_Data rows_:
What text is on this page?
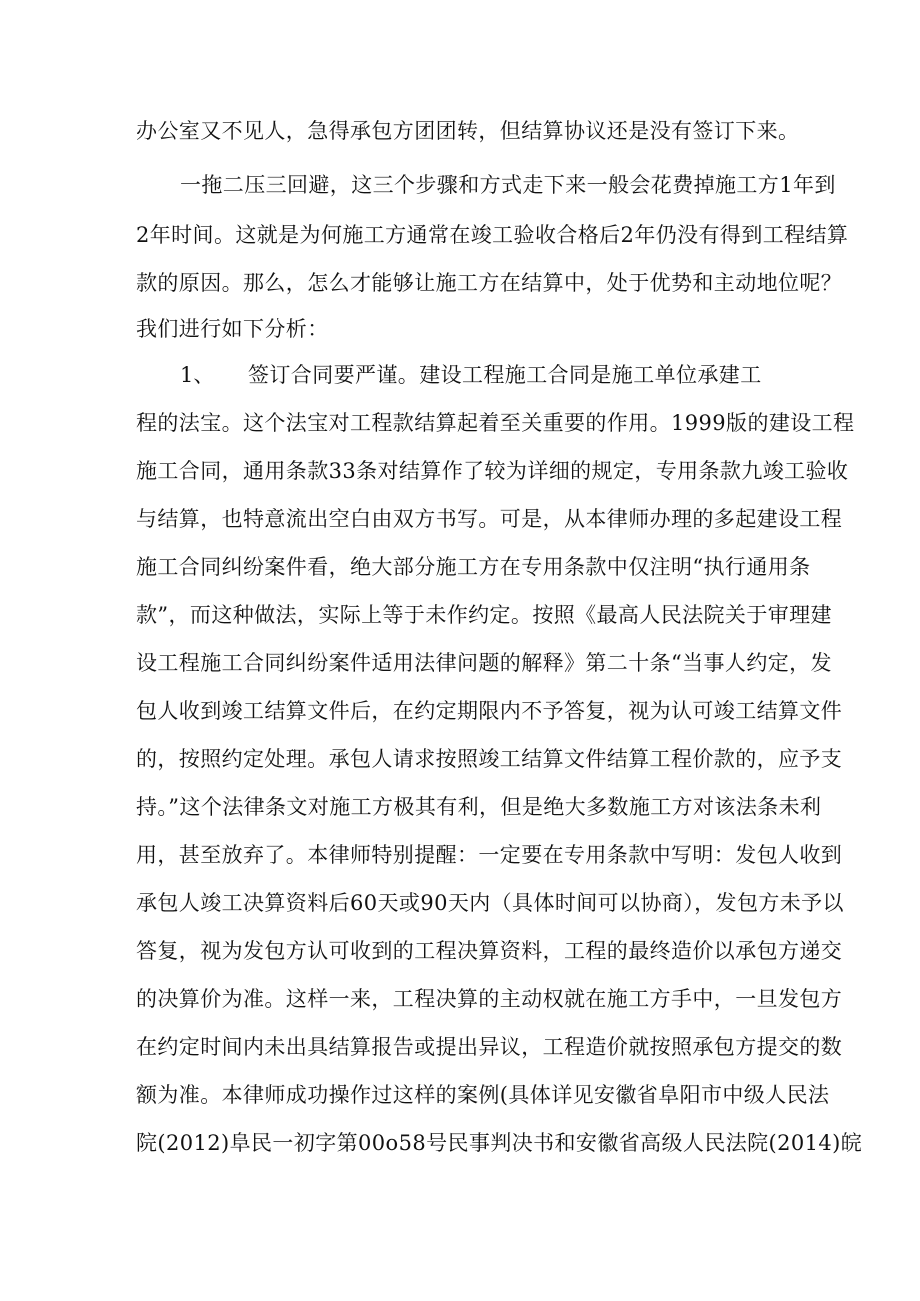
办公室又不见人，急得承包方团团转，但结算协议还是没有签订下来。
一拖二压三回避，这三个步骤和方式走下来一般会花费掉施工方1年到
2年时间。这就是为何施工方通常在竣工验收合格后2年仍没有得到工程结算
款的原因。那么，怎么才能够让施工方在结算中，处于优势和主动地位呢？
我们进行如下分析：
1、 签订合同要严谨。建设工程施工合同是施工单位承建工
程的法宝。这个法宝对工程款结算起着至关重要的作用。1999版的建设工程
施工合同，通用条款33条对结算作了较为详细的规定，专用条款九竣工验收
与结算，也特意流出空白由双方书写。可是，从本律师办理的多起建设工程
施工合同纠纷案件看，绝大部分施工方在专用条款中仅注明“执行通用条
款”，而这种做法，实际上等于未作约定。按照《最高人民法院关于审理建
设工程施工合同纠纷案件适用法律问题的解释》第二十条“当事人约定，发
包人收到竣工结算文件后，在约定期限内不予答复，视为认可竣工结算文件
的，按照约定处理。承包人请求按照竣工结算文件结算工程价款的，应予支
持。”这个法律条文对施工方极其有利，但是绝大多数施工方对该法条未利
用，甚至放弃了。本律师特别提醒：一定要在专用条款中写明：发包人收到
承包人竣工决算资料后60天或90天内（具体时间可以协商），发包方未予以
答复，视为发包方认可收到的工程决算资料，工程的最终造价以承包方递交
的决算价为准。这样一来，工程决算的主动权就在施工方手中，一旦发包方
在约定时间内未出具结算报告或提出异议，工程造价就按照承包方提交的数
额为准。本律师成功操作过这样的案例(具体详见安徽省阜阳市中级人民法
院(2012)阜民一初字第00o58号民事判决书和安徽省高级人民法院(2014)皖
==
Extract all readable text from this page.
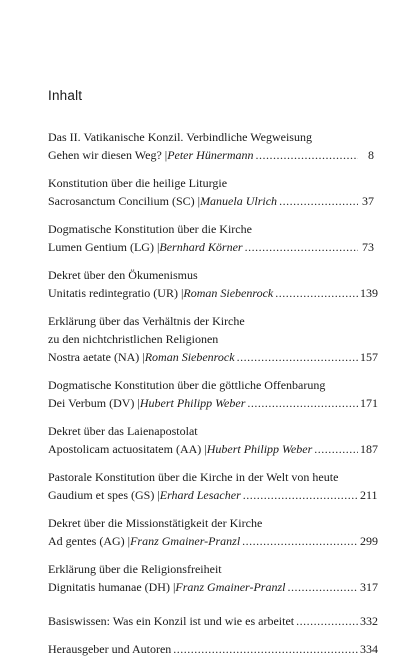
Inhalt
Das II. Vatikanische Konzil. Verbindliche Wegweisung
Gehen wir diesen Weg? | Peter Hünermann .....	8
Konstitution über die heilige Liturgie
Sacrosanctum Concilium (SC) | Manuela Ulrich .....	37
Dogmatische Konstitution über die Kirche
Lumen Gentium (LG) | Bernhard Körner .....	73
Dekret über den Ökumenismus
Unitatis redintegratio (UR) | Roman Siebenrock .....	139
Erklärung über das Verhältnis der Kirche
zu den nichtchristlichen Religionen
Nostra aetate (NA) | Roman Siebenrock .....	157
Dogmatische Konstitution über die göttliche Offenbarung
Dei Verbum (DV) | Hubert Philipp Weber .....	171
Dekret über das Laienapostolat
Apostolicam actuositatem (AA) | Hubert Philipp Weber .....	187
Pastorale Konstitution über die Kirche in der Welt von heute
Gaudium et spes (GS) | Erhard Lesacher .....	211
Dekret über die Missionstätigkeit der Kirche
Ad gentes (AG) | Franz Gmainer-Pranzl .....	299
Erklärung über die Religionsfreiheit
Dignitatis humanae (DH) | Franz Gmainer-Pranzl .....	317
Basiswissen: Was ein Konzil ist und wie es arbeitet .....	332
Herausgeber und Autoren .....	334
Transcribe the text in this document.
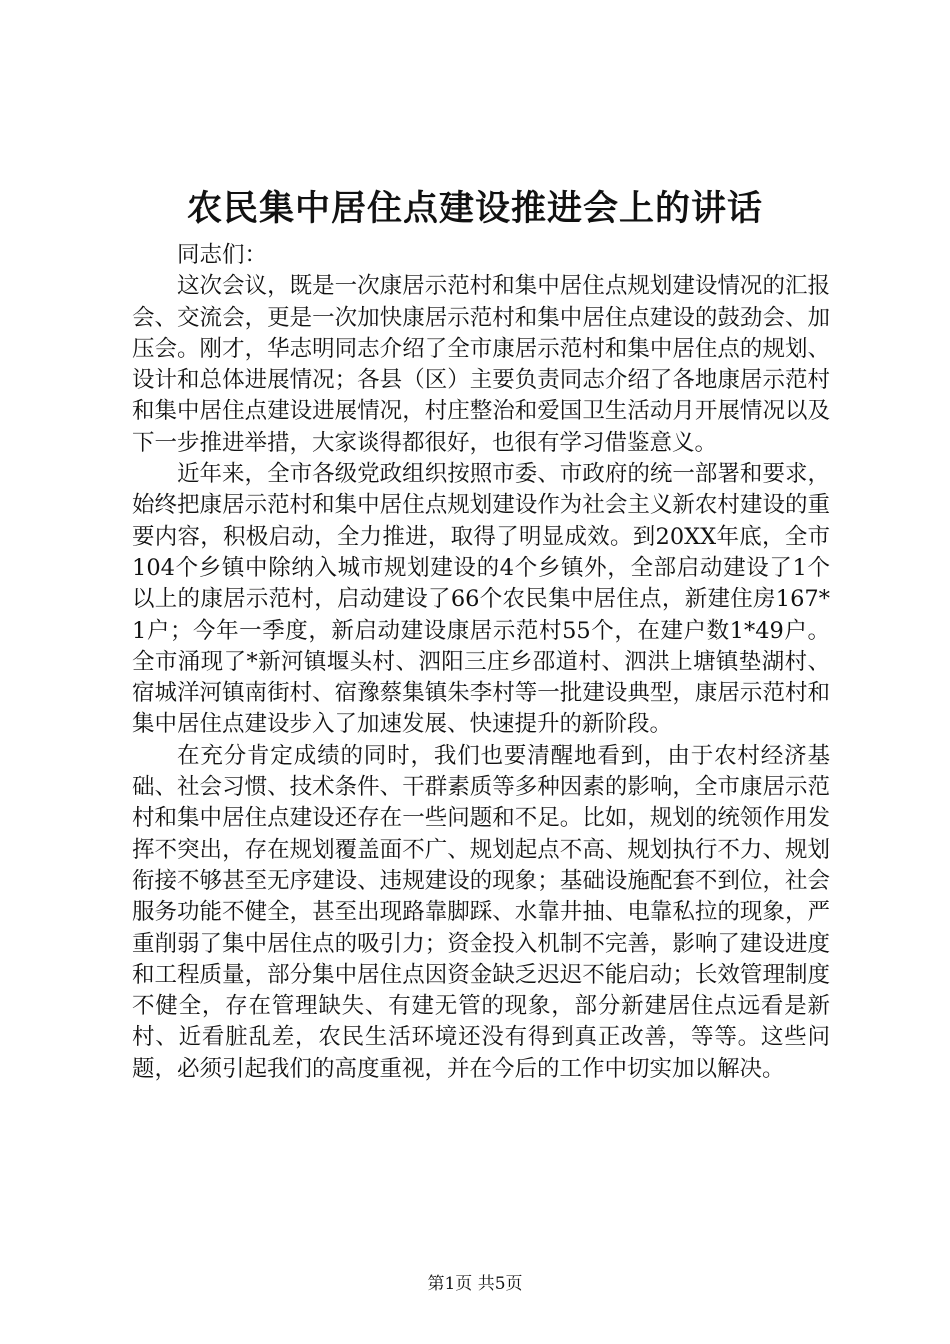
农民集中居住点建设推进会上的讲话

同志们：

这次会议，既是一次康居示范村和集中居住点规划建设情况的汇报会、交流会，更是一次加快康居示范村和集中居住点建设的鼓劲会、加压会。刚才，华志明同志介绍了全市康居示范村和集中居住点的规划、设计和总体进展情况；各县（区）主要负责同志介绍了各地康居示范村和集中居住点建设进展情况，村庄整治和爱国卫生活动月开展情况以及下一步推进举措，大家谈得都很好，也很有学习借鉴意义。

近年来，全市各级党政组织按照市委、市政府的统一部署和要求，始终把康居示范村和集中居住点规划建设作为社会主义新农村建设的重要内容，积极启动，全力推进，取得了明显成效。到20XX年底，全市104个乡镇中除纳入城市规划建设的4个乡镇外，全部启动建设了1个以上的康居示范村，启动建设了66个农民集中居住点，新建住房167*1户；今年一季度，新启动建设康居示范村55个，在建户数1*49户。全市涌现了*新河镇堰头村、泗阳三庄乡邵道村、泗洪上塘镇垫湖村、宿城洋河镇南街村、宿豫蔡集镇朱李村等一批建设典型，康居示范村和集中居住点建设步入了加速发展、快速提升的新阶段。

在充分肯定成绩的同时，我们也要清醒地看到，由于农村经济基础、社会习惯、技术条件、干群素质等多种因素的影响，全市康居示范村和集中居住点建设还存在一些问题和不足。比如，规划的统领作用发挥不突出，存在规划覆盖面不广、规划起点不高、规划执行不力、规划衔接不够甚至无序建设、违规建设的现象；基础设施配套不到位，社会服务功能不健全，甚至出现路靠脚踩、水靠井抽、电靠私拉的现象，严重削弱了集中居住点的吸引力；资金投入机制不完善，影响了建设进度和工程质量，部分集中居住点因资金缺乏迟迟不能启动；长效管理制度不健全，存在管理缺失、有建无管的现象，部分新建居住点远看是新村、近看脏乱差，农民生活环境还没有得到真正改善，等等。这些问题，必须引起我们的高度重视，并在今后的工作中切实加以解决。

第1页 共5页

_Directions for this task_:
Pull out every line above that holds the word "Philipp".

_Result for this exercise_:
Dei Verbum (DV) | Hubert Philipp Weber .....	171
Apostolicam actuositatem (AA) | Hubert Philipp Weber .....	187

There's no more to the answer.